SOURCE DATA |

--- BEGIN ---

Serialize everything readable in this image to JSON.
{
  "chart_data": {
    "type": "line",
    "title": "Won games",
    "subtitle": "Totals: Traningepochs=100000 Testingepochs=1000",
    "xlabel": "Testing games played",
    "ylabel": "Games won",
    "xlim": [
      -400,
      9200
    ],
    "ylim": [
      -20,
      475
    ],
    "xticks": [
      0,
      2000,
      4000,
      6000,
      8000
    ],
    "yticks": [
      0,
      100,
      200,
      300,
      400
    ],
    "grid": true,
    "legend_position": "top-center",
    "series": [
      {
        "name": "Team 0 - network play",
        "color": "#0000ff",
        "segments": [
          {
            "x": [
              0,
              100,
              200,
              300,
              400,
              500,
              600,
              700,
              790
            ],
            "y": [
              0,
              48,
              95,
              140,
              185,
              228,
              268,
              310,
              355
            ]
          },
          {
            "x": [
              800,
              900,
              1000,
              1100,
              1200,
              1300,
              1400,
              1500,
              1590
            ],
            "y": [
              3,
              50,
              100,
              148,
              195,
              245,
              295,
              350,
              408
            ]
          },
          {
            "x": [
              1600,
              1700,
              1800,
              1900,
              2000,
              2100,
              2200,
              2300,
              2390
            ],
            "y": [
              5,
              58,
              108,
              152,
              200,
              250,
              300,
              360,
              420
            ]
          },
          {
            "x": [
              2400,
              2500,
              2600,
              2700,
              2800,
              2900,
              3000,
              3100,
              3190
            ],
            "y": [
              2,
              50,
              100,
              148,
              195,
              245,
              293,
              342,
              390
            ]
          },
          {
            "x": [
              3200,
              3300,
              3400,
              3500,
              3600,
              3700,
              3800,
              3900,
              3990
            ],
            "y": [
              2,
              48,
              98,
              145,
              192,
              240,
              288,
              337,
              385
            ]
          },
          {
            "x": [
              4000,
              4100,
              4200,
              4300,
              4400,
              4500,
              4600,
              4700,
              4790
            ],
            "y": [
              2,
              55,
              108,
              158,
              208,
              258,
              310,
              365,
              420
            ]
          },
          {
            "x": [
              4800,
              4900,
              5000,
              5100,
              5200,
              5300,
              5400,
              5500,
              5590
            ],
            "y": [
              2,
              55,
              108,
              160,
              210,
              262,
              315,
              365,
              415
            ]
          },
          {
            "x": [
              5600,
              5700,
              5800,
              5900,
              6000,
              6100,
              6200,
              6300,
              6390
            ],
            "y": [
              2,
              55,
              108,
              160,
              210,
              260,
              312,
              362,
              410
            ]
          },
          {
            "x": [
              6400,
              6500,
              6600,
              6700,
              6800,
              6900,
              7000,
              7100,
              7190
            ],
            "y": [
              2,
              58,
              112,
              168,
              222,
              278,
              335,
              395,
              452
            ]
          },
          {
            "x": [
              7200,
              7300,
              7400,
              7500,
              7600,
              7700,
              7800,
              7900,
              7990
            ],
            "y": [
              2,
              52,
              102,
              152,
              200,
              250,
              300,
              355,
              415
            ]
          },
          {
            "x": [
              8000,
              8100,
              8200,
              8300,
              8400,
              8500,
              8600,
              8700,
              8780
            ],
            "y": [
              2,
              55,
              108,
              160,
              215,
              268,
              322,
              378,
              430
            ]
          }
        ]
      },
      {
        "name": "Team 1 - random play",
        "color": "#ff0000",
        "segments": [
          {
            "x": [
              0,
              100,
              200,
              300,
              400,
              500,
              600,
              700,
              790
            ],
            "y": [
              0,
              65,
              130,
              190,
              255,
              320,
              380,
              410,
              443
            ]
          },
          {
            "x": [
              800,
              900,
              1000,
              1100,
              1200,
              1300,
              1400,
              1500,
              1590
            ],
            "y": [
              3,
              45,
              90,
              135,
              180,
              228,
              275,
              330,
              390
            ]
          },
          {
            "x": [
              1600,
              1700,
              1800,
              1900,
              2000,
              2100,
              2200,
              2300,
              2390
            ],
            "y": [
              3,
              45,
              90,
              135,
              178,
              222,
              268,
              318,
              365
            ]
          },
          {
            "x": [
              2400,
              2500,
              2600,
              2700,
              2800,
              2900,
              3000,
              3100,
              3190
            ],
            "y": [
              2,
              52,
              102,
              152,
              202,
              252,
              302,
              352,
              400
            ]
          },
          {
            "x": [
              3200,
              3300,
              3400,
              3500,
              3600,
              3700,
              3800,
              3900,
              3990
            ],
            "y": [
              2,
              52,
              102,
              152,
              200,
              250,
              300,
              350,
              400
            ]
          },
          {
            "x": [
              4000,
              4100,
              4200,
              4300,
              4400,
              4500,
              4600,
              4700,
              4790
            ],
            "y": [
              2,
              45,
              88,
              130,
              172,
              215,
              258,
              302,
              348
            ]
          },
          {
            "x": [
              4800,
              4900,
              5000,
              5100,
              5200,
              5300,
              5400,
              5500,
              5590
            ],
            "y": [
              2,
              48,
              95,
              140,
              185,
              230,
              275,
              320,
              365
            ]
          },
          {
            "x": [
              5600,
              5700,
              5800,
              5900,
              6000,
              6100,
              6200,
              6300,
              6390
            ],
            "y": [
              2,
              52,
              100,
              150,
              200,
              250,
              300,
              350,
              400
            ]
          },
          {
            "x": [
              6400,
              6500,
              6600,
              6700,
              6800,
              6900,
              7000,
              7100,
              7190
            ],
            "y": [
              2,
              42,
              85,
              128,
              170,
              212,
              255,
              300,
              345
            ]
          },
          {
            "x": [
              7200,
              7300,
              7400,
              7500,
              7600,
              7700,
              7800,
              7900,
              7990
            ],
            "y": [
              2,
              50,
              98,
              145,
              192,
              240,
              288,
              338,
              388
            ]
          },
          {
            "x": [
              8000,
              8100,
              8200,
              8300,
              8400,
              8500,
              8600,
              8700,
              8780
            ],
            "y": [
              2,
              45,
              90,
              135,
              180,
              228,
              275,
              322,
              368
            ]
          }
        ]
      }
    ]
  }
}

--- END ---

CHALLENGE | Scan the listing above for the word "Team" and copy every line that holds it.

OUTPUT BELOW |
        "name": "Team 0 - network play",
        "name": "Team 1 - random play",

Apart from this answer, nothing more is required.